EXERCISE REQUIREMENTS
In the entries below, spot each line with the word "bars" and copy it.

(Beginning of INPUT DATA)

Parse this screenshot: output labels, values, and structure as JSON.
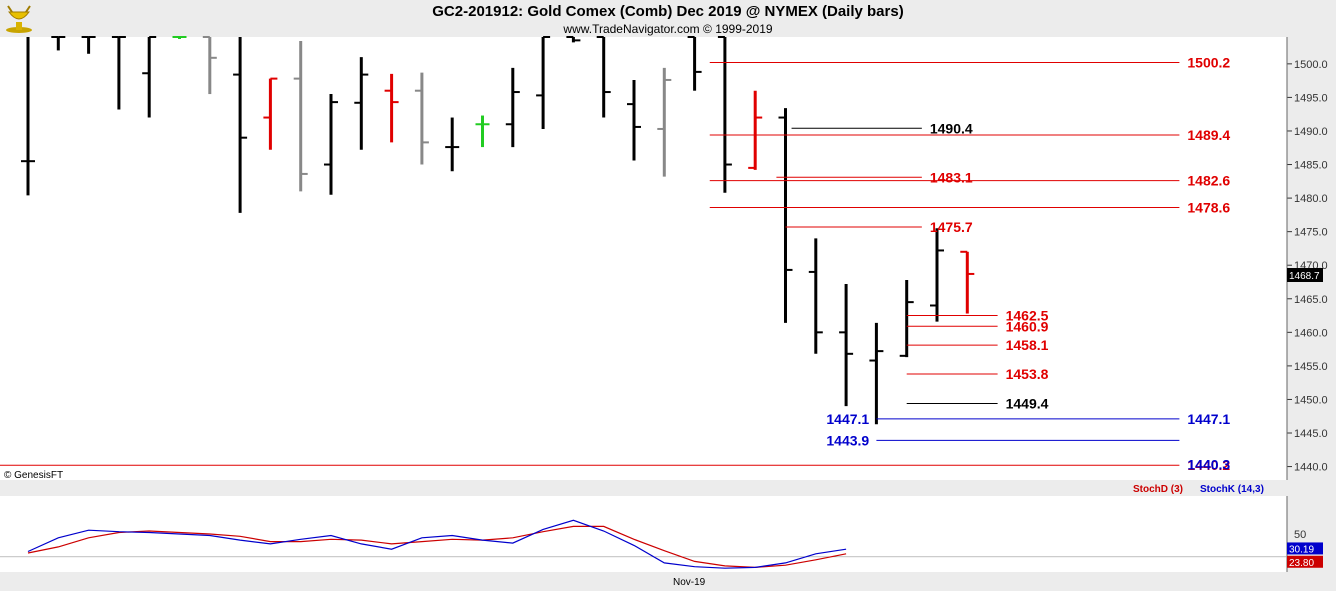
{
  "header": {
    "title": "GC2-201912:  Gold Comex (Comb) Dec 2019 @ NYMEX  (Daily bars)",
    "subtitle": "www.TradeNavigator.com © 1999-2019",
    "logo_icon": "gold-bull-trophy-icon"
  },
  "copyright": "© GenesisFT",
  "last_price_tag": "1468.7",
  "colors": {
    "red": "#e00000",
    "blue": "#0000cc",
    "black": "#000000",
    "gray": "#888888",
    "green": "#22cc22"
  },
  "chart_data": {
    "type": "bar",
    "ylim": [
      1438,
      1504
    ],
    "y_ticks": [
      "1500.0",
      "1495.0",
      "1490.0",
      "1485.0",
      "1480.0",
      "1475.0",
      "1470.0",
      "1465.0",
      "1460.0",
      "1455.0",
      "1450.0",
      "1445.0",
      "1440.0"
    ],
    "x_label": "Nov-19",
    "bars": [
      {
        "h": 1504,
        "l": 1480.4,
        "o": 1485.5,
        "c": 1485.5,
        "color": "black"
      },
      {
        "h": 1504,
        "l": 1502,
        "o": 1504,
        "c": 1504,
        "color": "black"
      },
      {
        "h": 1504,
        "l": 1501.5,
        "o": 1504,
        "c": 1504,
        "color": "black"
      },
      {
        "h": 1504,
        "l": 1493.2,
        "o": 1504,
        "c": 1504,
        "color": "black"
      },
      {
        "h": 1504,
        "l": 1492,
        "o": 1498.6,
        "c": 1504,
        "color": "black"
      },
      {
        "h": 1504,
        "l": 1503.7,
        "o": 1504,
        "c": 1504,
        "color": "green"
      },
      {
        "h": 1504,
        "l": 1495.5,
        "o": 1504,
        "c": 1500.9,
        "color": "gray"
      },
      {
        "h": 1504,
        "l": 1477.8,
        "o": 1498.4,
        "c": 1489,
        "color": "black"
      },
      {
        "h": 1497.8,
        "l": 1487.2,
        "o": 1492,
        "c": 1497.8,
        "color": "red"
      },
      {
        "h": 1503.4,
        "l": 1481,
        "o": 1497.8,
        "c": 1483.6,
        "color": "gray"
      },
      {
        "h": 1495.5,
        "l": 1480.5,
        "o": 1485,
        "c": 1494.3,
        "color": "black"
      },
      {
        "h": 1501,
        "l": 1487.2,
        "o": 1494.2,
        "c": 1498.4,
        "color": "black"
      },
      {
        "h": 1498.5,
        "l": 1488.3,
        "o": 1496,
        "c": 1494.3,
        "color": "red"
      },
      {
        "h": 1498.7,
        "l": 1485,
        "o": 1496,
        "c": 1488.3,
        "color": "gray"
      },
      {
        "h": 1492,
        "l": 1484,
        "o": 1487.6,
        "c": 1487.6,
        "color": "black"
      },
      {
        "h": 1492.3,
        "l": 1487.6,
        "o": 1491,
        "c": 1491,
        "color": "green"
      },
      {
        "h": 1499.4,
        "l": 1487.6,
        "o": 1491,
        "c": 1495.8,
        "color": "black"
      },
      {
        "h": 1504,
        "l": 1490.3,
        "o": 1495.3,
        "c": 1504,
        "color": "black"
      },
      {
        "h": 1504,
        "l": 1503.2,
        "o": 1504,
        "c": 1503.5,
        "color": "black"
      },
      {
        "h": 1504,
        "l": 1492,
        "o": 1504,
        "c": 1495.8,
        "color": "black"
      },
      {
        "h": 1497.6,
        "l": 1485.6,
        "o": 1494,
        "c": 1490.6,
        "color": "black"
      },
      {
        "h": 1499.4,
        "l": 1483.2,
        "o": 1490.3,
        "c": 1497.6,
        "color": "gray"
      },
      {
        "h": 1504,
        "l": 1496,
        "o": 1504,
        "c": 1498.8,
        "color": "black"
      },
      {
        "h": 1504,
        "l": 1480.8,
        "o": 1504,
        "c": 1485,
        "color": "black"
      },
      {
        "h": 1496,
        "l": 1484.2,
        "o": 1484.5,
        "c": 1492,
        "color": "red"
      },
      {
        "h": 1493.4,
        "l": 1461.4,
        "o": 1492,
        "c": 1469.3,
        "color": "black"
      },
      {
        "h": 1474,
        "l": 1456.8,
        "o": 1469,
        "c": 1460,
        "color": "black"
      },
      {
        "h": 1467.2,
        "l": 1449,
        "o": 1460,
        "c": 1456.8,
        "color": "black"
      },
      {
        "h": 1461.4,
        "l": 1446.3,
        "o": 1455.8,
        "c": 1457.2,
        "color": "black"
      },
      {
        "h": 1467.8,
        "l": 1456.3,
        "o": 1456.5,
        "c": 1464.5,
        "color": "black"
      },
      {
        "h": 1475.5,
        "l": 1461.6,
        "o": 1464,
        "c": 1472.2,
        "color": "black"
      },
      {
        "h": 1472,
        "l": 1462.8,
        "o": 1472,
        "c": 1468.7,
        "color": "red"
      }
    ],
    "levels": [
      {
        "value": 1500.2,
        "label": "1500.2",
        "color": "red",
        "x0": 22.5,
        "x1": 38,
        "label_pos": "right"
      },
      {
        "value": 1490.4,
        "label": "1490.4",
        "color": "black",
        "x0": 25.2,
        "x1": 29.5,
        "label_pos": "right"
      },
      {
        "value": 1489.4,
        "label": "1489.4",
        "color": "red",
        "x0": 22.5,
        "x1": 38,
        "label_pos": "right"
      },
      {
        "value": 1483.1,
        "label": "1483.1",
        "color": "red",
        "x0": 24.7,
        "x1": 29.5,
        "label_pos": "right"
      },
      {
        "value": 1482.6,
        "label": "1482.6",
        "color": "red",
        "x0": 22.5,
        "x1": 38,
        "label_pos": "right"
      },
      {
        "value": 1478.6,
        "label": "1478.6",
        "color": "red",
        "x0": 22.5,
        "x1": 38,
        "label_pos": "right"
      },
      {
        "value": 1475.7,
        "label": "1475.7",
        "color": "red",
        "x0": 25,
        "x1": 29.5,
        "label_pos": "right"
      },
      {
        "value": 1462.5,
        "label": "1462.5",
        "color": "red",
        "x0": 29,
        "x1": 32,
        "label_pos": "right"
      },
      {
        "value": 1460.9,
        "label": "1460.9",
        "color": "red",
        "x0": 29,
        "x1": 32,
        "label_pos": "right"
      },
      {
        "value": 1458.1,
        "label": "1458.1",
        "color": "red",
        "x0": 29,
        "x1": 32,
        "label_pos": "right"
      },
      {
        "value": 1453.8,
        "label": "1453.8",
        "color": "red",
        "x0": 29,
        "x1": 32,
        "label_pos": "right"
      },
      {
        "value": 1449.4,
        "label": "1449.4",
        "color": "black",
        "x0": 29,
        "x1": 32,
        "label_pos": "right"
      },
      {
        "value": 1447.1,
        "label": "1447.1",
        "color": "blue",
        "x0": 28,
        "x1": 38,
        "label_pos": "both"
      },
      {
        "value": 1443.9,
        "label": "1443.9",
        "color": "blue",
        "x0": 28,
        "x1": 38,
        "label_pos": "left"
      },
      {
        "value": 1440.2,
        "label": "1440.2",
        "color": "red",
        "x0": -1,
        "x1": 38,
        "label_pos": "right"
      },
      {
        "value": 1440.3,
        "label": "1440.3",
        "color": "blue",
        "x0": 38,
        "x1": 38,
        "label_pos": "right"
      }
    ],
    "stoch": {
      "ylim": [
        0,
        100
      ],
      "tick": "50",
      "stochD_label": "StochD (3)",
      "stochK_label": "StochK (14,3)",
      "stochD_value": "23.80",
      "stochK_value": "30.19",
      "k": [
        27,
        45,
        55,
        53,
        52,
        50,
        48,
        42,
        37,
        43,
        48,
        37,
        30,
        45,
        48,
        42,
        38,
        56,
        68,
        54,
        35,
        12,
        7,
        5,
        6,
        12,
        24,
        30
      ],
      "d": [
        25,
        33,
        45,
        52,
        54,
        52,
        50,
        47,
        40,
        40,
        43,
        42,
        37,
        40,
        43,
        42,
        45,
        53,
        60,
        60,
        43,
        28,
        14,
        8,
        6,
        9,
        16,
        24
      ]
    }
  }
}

(End of INPUT DATA)

WRITTEN RESPONSE
    "title": "GC2-201912:  Gold Comex (Comb) Dec 2019 @ NYMEX  (Daily bars)",
    "bars": [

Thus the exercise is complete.